WRITTEN REQUEST — Write out exactly the lines from the one containing "What text is on this page?" through the last line of the records below, including both.

SUPPLIED RECORDS —
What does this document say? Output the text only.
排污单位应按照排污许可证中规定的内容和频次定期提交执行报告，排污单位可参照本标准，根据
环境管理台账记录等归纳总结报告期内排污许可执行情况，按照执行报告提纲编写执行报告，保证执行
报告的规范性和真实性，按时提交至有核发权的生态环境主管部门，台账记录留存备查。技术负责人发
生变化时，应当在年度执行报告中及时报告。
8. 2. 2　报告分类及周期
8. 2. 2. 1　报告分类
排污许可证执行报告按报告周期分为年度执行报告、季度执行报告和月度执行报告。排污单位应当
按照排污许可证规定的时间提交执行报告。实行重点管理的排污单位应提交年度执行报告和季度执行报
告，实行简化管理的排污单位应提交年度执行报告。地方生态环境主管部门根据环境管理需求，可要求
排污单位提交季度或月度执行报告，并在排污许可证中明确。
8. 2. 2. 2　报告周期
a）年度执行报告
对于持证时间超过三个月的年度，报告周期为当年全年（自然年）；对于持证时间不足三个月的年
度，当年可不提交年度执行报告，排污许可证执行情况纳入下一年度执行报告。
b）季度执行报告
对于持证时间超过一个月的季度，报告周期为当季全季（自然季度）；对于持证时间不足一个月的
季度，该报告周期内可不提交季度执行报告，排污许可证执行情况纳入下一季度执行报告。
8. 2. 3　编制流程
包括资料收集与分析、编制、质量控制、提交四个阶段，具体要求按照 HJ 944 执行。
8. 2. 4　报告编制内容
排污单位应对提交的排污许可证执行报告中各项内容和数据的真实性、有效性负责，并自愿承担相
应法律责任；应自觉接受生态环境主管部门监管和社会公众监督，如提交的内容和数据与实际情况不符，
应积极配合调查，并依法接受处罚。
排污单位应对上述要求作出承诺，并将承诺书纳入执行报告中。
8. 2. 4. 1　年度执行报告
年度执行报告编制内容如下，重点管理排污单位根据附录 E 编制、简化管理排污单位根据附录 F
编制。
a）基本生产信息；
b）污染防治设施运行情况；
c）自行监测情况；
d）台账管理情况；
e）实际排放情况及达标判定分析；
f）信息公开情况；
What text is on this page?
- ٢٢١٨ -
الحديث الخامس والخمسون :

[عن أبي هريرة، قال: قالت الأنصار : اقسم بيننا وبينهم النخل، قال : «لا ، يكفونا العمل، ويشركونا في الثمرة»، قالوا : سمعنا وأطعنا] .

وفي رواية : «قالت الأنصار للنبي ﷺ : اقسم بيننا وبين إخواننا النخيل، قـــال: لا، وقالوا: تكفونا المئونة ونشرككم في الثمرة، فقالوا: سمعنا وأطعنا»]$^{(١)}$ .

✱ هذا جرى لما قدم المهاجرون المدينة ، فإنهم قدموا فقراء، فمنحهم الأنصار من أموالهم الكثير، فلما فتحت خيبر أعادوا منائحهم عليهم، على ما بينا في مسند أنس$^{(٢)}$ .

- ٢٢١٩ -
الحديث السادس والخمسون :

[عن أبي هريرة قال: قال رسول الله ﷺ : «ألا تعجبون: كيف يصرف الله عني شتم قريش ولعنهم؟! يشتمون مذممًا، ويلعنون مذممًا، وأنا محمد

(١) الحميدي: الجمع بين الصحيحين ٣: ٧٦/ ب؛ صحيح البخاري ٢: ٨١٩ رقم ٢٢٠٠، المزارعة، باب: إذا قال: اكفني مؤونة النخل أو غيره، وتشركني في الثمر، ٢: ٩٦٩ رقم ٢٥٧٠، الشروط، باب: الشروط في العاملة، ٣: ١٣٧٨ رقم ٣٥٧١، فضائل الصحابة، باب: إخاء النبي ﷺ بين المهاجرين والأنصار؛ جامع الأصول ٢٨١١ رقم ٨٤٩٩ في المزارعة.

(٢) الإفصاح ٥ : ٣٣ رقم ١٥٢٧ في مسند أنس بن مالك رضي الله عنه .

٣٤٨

OUTPUT OF THE EXERCISE —
What text is on this page?
- ٢٢١٨ -
الحديث الخامس والخمسون :

[عن أبي هريرة، قال: قالت الأنصار : اقسم بيننا وبينهم النخل، قال : «لا ، يكفونا العمل، ويشركونا في الثمرة»، قالوا : سمعنا وأطعنا] .

وفي رواية : «قالت الأنصار للنبي ﷺ : اقسم بيننا وبين إخواننا النخيل، قـــال: لا، وقالوا: تكفونا المئونة ونشرككم في الثمرة، فقالوا: سمعنا وأطعنا»]$^{(١)}$ .

✱ هذا جرى لما قدم المهاجرون المدينة ، فإنهم قدموا فقراء، فمنحهم الأنصار من أموالهم الكثير، فلما فتحت خيبر أعادوا منائحهم عليهم، على ما بينا في مسند أنس$^{(٢)}$ .

- ٢٢١٩ -
الحديث السادس والخمسون :

[عن أبي هريرة قال: قال رسول الله ﷺ : «ألا تعجبون: كيف يصرف الله عني شتم قريش ولعنهم؟! يشتمون مذممًا، ويلعنون مذممًا، وأنا محمد

(١) الحميدي: الجمع بين الصحيحين ٣: ٧٦/ ب؛ صحيح البخاري ٢: ٨١٩ رقم ٢٢٠٠، المزارعة، باب: إذا قال: اكفني مؤونة النخل أو غيره، وتشركني في الثمر، ٢: ٩٦٩ رقم ٢٥٧٠، الشروط، باب: الشروط في العاملة، ٣: ١٣٧٨ رقم ٣٥٧١، فضائل الصحابة، باب: إخاء النبي ﷺ بين المهاجرين والأنصار؛ جامع الأصول ٢٨١١ رقم ٨٤٩٩ في المزارعة.

(٢) الإفصاح ٥ : ٣٣ رقم ١٥٢٧ في مسند أنس بن مالك رضي الله عنه .

٣٤٨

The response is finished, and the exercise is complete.